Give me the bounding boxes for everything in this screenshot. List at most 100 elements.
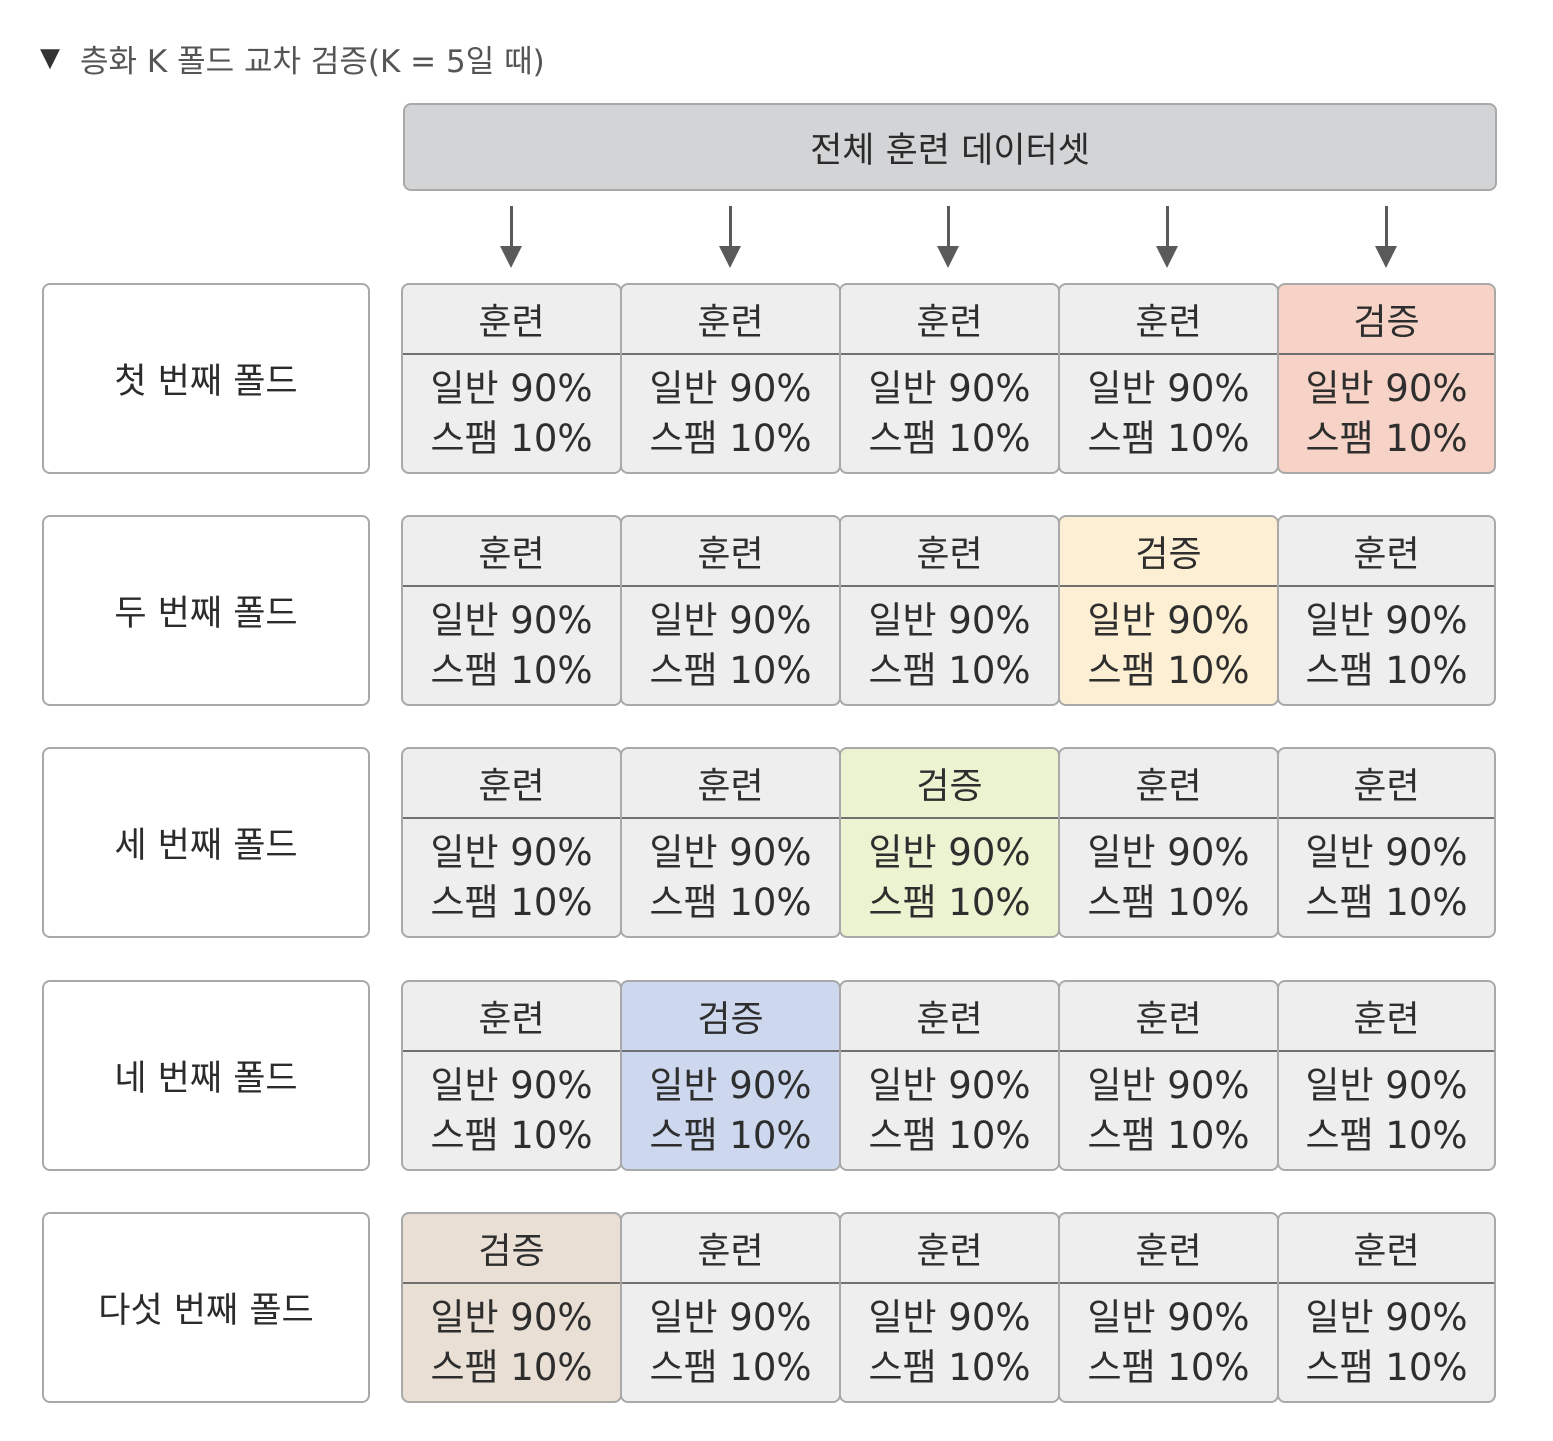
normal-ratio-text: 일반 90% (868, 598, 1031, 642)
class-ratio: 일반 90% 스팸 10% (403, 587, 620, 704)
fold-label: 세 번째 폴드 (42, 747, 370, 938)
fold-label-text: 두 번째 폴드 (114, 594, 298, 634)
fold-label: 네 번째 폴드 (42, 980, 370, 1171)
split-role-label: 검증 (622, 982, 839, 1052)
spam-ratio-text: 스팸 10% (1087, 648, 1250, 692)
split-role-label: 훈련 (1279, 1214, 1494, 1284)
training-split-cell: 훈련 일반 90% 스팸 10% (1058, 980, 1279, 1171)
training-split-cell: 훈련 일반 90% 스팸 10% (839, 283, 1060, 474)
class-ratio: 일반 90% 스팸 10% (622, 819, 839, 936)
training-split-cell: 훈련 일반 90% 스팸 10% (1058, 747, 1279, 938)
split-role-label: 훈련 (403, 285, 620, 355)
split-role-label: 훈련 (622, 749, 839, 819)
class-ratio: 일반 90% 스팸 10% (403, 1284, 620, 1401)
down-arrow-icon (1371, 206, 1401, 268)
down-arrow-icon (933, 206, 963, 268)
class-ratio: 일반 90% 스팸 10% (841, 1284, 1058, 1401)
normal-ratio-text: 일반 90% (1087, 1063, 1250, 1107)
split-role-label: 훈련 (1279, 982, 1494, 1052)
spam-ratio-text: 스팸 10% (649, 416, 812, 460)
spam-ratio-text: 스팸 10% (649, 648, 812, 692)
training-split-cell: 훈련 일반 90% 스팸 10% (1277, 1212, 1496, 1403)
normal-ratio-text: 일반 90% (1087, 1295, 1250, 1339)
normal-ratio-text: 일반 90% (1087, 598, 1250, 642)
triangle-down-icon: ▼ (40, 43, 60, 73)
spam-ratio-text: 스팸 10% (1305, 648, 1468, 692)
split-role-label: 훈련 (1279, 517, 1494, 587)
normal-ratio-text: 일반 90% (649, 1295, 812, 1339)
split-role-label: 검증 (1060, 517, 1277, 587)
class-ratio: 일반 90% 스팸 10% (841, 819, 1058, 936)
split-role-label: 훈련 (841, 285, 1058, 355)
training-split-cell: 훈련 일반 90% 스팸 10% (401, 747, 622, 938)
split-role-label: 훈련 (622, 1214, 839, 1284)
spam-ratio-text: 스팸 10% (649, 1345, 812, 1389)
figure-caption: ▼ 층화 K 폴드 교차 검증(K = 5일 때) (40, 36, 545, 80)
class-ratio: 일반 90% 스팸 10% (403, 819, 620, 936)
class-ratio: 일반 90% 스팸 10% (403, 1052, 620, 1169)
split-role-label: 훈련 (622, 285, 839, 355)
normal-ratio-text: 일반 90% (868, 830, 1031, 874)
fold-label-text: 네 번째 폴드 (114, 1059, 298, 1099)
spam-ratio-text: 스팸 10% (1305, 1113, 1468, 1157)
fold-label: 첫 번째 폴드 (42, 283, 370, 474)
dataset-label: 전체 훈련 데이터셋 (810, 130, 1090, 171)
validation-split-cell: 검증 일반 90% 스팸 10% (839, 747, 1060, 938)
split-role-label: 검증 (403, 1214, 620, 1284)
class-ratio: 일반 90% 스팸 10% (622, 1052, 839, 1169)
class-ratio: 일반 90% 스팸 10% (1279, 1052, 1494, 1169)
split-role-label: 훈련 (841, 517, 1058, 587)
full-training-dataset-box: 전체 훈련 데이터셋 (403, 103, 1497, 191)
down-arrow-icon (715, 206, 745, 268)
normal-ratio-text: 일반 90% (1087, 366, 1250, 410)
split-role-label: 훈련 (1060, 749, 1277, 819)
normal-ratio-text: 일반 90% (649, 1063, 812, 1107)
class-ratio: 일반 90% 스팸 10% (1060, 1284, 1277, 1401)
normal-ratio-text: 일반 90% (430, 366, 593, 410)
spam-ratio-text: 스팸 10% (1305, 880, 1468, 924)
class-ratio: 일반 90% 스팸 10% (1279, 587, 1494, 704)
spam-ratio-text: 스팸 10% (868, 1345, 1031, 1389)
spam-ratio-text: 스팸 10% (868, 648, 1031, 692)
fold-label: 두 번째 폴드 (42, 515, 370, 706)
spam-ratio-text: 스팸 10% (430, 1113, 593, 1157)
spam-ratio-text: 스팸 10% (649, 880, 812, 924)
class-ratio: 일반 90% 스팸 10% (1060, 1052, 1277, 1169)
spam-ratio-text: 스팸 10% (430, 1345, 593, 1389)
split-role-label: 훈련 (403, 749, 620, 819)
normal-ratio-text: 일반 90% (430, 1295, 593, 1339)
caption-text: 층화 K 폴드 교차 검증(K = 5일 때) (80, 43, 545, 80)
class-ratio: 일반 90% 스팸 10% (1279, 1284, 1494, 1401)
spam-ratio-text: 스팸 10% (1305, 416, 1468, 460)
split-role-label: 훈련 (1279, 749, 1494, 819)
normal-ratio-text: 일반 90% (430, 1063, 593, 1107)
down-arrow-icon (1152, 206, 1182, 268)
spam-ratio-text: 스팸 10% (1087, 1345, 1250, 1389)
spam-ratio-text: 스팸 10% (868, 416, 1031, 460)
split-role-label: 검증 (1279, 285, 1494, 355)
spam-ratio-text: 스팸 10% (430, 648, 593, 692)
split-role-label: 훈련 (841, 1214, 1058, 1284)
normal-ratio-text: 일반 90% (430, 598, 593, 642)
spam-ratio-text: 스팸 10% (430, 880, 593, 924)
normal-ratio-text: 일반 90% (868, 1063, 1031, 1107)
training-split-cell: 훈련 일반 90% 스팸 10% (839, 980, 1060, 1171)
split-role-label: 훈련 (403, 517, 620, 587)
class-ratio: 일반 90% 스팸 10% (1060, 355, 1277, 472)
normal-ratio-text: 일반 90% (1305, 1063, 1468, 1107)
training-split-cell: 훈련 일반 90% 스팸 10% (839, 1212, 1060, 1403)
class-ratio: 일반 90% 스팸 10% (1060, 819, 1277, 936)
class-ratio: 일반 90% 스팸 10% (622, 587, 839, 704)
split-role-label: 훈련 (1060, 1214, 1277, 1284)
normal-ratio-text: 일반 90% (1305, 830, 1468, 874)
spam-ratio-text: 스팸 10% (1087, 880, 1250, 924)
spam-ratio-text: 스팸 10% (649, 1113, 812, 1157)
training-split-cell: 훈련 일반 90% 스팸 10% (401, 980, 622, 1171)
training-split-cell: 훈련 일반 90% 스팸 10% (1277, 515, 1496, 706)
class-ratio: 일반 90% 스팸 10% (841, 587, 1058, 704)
++++++
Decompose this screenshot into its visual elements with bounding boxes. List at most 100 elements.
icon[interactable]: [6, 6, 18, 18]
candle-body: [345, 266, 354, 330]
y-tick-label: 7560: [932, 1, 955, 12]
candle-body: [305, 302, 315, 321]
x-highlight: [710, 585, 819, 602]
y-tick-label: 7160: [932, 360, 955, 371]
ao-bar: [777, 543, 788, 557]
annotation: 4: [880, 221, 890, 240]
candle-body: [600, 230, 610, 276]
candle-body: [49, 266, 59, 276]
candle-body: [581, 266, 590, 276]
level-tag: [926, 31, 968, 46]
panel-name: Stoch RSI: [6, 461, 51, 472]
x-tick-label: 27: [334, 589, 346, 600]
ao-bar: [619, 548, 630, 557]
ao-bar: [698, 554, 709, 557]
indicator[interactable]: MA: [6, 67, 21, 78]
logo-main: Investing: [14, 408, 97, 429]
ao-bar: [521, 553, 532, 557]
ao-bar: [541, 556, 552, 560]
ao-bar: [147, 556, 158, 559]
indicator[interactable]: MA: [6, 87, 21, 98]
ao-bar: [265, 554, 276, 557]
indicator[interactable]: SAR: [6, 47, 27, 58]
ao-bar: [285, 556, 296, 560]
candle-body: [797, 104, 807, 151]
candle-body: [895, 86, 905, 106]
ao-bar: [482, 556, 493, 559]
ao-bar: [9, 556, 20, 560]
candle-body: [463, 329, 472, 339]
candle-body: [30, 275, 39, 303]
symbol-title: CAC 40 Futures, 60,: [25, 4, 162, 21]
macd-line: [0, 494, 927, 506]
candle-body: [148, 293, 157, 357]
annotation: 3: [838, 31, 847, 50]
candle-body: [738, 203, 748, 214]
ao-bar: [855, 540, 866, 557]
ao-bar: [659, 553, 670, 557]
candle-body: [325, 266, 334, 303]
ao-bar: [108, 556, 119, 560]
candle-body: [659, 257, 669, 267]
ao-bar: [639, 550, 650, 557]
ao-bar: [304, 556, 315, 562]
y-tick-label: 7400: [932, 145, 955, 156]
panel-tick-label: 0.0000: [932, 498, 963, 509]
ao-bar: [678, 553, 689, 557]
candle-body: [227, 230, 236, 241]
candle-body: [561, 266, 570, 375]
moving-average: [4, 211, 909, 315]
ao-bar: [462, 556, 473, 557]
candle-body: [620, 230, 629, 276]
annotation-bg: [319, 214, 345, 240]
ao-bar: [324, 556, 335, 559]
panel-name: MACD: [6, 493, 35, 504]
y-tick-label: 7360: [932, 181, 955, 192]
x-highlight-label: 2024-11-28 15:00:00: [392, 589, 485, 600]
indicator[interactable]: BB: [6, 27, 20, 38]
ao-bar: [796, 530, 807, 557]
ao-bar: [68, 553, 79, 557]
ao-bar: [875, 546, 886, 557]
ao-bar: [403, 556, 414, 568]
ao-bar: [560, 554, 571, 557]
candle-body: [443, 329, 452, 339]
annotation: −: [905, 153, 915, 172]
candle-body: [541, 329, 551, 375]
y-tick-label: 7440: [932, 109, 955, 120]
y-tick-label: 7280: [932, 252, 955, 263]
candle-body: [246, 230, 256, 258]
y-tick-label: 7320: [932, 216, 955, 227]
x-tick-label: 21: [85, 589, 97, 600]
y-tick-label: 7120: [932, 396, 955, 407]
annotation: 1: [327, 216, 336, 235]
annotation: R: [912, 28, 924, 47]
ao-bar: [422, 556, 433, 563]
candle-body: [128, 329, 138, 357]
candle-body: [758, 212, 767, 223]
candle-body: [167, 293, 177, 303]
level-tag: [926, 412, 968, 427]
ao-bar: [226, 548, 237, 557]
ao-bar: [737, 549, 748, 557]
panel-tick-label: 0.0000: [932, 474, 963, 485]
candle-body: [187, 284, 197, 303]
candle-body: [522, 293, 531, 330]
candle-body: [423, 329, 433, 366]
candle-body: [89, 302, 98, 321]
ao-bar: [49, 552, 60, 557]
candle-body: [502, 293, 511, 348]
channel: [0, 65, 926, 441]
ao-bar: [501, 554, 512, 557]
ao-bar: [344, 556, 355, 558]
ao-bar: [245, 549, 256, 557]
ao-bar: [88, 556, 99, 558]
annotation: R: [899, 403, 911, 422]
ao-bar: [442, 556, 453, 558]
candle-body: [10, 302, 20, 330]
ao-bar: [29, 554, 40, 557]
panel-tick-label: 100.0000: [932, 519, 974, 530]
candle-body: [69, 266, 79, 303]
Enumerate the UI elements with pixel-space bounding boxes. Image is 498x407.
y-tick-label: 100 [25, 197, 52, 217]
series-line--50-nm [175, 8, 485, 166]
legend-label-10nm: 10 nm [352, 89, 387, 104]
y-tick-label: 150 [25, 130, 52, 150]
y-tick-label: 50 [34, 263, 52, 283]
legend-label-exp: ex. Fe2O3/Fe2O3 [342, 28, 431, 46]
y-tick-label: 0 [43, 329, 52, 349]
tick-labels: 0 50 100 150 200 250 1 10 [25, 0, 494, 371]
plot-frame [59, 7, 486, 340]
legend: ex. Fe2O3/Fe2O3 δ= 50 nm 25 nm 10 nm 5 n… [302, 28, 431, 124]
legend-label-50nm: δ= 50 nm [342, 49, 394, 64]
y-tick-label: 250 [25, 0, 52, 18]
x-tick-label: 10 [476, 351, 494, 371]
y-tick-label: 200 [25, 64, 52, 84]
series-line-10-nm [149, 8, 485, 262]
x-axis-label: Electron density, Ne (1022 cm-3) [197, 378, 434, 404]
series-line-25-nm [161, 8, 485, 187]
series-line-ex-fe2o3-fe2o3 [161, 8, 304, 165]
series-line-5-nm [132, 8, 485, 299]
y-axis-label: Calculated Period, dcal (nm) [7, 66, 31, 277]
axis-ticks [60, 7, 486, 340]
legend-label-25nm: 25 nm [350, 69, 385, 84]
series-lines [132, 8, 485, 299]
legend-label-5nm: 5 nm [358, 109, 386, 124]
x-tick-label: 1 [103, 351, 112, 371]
++++++
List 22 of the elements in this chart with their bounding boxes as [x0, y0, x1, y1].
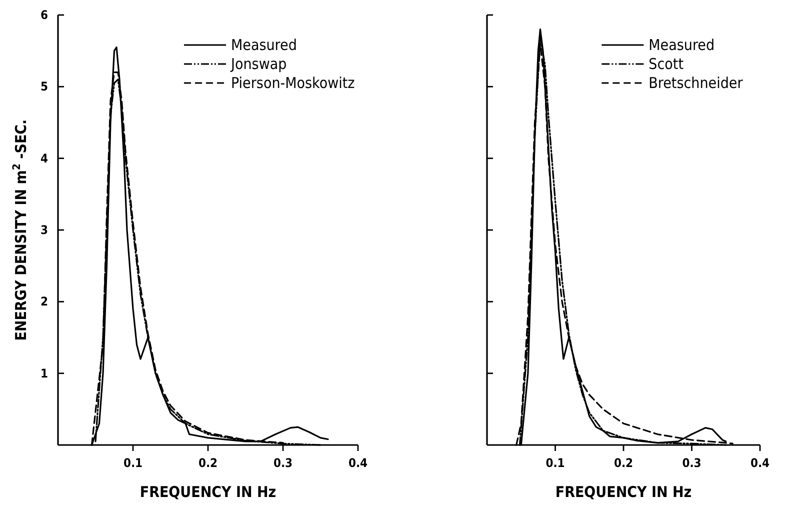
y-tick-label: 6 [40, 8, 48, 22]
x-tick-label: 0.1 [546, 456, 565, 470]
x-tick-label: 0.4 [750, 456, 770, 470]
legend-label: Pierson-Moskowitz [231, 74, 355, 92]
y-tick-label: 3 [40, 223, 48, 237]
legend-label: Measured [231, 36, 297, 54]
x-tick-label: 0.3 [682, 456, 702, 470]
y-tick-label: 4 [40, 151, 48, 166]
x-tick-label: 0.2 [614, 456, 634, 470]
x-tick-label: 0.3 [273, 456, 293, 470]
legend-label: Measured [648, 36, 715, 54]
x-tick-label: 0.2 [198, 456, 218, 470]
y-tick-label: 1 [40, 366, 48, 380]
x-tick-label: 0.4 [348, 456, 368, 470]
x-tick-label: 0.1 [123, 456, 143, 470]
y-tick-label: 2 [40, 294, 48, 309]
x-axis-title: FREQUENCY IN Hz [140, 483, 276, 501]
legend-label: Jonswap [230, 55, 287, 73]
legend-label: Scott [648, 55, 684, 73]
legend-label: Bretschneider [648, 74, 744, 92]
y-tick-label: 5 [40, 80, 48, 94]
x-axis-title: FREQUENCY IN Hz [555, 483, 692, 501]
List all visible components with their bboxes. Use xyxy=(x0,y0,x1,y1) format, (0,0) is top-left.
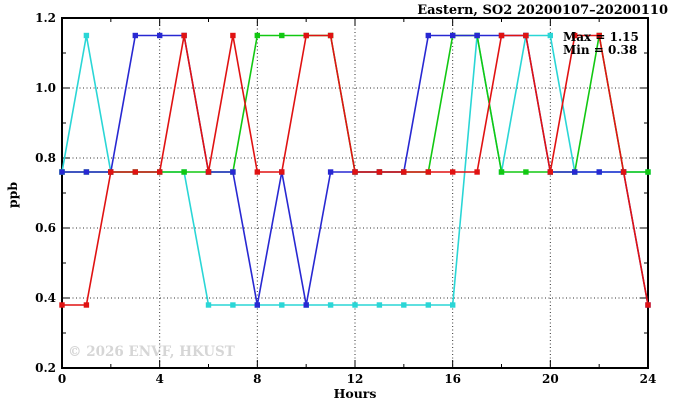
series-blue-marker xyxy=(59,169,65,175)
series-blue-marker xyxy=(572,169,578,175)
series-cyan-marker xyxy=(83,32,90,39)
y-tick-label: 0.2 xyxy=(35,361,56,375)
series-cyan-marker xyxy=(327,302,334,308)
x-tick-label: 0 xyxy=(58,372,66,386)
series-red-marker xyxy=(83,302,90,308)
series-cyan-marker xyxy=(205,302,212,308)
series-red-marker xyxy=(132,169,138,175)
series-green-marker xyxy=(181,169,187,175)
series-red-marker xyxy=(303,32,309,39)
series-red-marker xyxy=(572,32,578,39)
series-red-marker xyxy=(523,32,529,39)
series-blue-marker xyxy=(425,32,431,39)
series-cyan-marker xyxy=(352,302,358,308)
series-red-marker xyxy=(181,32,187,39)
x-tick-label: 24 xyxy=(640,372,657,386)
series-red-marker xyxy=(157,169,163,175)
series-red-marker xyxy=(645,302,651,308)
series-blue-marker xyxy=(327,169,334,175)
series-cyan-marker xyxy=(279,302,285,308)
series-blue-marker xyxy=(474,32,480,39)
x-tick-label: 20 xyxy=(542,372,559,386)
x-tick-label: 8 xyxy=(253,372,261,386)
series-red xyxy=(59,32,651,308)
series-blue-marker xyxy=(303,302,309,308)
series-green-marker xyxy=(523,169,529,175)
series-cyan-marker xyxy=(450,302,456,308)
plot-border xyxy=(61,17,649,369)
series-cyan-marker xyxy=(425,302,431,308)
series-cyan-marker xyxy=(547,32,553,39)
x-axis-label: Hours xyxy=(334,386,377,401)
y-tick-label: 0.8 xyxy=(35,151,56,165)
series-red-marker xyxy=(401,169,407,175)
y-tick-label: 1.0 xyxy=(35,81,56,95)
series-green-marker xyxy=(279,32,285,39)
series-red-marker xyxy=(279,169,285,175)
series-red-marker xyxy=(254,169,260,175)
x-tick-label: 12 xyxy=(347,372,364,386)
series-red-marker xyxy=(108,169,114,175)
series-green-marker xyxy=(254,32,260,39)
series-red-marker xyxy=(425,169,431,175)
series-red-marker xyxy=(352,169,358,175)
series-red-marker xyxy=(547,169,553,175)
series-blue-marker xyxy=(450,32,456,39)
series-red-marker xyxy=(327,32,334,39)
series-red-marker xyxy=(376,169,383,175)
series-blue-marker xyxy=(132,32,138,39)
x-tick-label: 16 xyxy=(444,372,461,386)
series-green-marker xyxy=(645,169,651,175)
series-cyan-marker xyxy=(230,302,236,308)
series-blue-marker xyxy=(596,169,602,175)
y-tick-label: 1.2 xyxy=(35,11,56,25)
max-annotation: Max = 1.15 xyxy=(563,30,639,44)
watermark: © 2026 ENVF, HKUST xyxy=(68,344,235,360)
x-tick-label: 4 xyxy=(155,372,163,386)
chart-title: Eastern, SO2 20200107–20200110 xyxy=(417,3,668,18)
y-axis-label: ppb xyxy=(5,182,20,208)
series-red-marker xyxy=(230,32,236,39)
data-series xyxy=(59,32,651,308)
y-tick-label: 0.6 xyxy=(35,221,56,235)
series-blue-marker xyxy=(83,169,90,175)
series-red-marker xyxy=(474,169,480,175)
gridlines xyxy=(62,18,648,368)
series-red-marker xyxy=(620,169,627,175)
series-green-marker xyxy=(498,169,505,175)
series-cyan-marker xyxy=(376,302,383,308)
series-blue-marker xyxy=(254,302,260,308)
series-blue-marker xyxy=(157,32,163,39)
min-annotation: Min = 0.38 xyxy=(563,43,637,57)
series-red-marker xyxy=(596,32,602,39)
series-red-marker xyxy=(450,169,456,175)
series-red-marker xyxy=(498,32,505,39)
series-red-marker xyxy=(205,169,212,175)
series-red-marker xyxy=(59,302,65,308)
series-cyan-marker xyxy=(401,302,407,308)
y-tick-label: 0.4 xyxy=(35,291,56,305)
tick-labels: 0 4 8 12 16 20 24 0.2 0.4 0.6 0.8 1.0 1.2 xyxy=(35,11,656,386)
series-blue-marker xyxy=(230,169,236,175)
++++++
Task description
Copy out the items unchanged, starting at the line that contains "series-blue-marker xyxy=(59,169,65,175)" and ending at the line that contains "series-cyan-marker xyxy=(205,302,212,308)".

Answer to the exercise
series-blue-marker xyxy=(59,169,65,175)
series-blue-marker xyxy=(572,169,578,175)
series-cyan-marker xyxy=(83,32,90,39)
y-tick-label: 0.2 xyxy=(35,361,56,375)
series-cyan-marker xyxy=(327,302,334,308)
x-tick-label: 0 xyxy=(58,372,66,386)
series-red-marker xyxy=(83,302,90,308)
series-cyan-marker xyxy=(205,302,212,308)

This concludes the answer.